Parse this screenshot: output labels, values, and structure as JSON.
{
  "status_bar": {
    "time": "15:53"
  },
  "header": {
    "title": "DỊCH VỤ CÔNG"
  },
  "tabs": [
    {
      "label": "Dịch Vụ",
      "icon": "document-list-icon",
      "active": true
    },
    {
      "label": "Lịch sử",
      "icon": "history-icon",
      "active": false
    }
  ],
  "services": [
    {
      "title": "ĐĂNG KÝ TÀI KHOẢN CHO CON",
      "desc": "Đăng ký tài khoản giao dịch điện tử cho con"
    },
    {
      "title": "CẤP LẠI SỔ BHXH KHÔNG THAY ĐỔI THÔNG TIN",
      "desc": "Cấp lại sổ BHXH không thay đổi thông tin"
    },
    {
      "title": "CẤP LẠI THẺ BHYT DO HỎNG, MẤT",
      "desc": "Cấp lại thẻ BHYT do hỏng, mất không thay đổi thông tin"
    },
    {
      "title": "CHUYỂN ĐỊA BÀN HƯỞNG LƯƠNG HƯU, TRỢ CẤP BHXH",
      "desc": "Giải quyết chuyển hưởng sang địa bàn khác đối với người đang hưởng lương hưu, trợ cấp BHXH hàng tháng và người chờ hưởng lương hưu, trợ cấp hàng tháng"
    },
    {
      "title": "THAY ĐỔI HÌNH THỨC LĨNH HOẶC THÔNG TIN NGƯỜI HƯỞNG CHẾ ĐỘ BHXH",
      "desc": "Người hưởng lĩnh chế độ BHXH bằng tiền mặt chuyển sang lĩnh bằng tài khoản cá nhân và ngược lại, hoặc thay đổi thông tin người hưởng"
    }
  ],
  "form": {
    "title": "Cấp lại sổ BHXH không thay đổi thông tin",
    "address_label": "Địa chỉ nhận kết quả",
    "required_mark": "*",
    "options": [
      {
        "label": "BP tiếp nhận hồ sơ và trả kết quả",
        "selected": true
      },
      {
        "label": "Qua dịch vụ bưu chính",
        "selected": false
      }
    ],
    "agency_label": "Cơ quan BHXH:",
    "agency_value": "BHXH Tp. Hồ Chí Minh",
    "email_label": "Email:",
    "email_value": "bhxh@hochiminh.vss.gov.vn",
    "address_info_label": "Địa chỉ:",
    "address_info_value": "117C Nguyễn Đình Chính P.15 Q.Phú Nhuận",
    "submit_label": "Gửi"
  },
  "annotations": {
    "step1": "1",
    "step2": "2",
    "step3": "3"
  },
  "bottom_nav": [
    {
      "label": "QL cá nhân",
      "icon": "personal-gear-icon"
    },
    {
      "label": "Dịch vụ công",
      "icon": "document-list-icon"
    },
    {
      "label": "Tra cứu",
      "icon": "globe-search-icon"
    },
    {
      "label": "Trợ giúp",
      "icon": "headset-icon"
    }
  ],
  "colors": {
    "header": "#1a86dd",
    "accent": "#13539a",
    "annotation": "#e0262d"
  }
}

***

**What this task involves:** Extract the data in full. Keep it word for word.

**Result for this exercise:**
Parse this screenshot: output labels, values, and structure as JSON.
{
  "status_bar": {
    "time": "15:53"
  },
  "header": {
    "title": "DỊCH VỤ CÔNG"
  },
  "tabs": [
    {
      "label": "Dịch Vụ",
      "icon": "document-list-icon",
      "active": true
    },
    {
      "label": "Lịch sử",
      "icon": "history-icon",
      "active": false
    }
  ],
  "services": [
    {
      "title": "ĐĂNG KÝ TÀI KHOẢN CHO CON",
      "desc": "Đăng ký tài khoản giao dịch điện tử cho con"
    },
    {
      "title": "CẤP LẠI SỔ BHXH KHÔNG THAY ĐỔI THÔNG TIN",
      "desc": "Cấp lại sổ BHXH không thay đổi thông tin"
    },
    {
      "title": "CẤP LẠI THẺ BHYT DO HỎNG, MẤT",
      "desc": "Cấp lại thẻ BHYT do hỏng, mất không thay đổi thông tin"
    },
    {
      "title": "CHUYỂN ĐỊA BÀN HƯỞNG LƯƠNG HƯU, TRỢ CẤP BHXH",
      "desc": "Giải quyết chuyển hưởng sang địa bàn khác đối với người đang hưởng lương hưu, trợ cấp BHXH hàng tháng và người chờ hưởng lương hưu, trợ cấp hàng tháng"
    },
    {
      "title": "THAY ĐỔI HÌNH THỨC LĨNH HOẶC THÔNG TIN NGƯỜI HƯỞNG CHẾ ĐỘ BHXH",
      "desc": "Người hưởng lĩnh chế độ BHXH bằng tiền mặt chuyển sang lĩnh bằng tài khoản cá nhân và ngược lại, hoặc thay đổi thông tin người hưởng"
    }
  ],
  "form": {
    "title": "Cấp lại sổ BHXH không thay đổi thông tin",
    "address_label": "Địa chỉ nhận kết quả",
    "required_mark": "*",
    "options": [
      {
        "label": "BP tiếp nhận hồ sơ và trả kết quả",
        "selected": true
      },
      {
        "label": "Qua dịch vụ bưu chính",
        "selected": false
      }
    ],
    "agency_label": "Cơ quan BHXH:",
    "agency_value": "BHXH Tp. Hồ Chí Minh",
    "email_label": "Email:",
    "email_value": "bhxh@hochiminh.vss.gov.vn",
    "address_info_label": "Địa chỉ:",
    "address_info_value": "117C Nguyễn Đình Chính P.15 Q.Phú Nhuận",
    "submit_label": "Gửi"
  },
  "annotations": {
    "step1": "1",
    "step2": "2",
    "step3": "3"
  },
  "bottom_nav": [
    {
      "label": "QL cá nhân",
      "icon": "personal-gear-icon"
    },
    {
      "label": "Dịch vụ công",
      "icon": "document-list-icon"
    },
    {
      "label": "Tra cứu",
      "icon": "globe-search-icon"
    },
    {
      "label": "Trợ giúp",
      "icon": "headset-icon"
    }
  ],
  "colors": {
    "header": "#1a86dd",
    "accent": "#13539a",
    "annotation": "#e0262d"
  }
}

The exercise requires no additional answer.